» **Exercise directions**
Copy each line where the word "LUCH" occurs.

» **Provided data**

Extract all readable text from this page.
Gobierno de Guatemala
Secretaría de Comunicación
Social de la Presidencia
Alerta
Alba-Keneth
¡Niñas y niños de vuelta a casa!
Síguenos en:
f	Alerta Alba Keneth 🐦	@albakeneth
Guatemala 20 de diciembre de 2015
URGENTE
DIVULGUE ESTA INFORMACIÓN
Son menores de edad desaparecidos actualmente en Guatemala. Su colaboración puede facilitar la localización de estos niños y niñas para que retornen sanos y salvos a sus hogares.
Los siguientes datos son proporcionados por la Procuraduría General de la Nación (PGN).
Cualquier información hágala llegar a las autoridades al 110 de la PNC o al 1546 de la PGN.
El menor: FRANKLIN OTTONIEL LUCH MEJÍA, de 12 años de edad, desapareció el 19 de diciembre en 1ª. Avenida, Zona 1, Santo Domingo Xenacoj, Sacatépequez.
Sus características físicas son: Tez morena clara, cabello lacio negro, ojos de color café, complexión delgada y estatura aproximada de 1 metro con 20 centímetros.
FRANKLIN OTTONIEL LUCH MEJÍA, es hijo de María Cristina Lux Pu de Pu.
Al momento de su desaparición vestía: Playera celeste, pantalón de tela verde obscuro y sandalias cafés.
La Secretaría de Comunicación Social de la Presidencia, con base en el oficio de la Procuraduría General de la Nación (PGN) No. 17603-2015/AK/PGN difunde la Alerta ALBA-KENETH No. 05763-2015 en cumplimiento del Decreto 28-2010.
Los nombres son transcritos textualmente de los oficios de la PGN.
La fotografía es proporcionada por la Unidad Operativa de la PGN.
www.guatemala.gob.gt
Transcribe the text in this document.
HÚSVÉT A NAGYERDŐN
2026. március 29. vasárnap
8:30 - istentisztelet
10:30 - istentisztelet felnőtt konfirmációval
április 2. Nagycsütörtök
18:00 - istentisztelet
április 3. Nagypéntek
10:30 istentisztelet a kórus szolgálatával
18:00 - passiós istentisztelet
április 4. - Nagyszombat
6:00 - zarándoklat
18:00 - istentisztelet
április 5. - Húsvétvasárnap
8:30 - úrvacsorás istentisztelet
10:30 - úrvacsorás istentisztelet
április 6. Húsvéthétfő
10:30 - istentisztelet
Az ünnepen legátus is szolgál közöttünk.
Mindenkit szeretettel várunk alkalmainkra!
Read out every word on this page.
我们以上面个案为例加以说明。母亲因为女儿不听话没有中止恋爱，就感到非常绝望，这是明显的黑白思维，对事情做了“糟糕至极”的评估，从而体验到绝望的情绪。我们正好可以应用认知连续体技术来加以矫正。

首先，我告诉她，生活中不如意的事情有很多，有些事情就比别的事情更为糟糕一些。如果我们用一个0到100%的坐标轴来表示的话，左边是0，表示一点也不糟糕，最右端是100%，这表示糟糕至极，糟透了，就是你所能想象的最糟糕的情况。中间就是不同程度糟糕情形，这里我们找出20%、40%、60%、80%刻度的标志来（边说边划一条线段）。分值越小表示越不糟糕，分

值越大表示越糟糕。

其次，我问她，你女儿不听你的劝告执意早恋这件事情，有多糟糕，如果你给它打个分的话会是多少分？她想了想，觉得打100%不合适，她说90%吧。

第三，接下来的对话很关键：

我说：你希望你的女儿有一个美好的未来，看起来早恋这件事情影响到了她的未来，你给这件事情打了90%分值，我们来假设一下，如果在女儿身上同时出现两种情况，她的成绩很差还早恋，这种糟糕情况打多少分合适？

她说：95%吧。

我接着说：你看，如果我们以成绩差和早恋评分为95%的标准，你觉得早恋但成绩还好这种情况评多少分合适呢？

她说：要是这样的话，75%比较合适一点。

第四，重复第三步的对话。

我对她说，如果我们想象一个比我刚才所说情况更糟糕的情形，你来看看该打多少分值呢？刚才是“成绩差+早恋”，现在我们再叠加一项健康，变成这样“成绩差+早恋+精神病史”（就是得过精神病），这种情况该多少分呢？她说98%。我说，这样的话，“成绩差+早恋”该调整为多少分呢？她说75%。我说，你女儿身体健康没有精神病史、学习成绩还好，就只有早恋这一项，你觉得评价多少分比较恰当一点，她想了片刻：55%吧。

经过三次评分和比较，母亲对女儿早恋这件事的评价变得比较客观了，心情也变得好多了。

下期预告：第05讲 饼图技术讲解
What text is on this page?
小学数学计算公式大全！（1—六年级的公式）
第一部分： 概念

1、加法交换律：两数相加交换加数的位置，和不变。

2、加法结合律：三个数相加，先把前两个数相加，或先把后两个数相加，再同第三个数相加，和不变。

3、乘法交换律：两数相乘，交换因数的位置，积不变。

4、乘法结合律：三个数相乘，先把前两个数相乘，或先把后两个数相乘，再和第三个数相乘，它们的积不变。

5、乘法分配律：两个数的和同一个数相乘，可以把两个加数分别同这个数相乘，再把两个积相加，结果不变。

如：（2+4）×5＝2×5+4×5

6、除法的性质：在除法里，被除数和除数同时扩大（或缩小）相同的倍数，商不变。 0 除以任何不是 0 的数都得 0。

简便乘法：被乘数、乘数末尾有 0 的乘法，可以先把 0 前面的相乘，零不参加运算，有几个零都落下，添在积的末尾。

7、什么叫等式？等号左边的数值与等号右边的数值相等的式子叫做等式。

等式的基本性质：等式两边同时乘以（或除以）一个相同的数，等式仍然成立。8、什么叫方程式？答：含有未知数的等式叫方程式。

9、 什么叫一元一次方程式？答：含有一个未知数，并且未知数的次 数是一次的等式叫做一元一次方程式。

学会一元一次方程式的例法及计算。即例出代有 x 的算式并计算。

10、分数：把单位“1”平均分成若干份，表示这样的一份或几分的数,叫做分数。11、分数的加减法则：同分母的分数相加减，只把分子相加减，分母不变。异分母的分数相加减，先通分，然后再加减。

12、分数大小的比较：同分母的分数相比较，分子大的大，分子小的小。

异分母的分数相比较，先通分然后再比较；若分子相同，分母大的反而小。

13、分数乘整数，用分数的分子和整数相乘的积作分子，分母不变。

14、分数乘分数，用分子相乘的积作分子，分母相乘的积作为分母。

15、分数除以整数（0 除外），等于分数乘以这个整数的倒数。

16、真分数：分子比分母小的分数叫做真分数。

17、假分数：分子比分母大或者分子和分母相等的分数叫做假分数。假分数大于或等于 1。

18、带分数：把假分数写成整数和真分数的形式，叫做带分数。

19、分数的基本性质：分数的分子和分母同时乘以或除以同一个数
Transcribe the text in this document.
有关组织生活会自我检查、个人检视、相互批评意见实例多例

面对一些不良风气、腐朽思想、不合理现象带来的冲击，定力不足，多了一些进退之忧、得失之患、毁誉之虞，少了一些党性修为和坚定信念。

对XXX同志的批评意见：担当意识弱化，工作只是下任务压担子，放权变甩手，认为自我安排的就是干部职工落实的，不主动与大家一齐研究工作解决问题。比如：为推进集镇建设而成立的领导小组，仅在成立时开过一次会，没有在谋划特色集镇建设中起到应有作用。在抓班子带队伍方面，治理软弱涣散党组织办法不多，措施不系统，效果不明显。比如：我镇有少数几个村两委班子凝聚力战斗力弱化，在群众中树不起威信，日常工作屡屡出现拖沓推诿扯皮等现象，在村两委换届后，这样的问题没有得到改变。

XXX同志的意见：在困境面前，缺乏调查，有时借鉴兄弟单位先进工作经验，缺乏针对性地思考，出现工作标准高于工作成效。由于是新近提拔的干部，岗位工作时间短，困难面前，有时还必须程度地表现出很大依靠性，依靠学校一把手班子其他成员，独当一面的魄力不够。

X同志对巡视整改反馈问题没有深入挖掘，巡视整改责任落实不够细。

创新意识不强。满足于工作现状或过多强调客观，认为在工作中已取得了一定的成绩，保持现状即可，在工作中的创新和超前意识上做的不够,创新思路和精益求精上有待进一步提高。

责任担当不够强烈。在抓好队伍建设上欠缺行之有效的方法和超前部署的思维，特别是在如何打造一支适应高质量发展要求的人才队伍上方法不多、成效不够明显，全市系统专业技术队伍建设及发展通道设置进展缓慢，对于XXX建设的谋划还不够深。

» **Task response**
El menor: FRANKLIN OTTONIEL LUCH MEJÍA, de 12 años de edad, desapareció el 19 de diciembre en 1ª. Avenida, Zona 1, Santo Domingo Xenacoj, Sacatépequez.
FRANKLIN OTTONIEL LUCH MEJÍA, es hijo de María Cristina Lux Pu de Pu.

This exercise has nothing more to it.